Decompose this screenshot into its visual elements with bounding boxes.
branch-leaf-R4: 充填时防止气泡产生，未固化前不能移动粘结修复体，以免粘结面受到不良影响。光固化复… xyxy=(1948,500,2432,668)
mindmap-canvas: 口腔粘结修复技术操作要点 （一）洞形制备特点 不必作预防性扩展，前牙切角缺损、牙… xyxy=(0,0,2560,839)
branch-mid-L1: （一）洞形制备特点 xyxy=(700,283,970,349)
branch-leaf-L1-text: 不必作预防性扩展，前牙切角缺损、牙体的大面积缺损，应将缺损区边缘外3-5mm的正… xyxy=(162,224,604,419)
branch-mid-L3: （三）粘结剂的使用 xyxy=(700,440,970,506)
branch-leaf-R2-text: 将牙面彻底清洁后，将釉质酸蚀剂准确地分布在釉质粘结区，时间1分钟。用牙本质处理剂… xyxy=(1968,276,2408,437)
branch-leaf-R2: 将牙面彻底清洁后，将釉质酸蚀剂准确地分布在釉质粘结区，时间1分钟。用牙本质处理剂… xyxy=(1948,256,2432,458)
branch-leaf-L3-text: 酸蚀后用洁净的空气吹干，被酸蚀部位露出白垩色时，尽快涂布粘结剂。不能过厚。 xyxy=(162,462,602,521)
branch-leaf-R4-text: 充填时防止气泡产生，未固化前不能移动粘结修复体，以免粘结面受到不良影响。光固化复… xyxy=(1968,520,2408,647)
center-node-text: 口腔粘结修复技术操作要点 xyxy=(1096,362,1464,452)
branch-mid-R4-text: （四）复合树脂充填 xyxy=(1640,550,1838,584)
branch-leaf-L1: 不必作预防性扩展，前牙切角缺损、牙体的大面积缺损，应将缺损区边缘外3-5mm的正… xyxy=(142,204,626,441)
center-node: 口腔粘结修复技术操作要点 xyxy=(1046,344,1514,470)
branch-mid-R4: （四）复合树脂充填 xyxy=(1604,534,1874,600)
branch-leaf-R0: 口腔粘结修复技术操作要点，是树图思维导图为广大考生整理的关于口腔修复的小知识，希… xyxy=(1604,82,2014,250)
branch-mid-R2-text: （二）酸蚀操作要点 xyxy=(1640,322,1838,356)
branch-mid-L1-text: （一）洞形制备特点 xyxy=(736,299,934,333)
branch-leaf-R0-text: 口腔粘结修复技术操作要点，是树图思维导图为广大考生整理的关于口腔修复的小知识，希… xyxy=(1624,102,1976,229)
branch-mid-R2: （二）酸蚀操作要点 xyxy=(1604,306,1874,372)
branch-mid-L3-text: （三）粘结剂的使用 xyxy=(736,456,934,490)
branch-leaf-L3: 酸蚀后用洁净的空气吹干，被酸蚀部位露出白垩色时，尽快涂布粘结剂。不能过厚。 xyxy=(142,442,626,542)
....
**Exercise directions**
Count how many lines of the items above contain the string "将牙面彻底清洁后", treating case as significant. Give only the number.

**Answer to this exercise**
2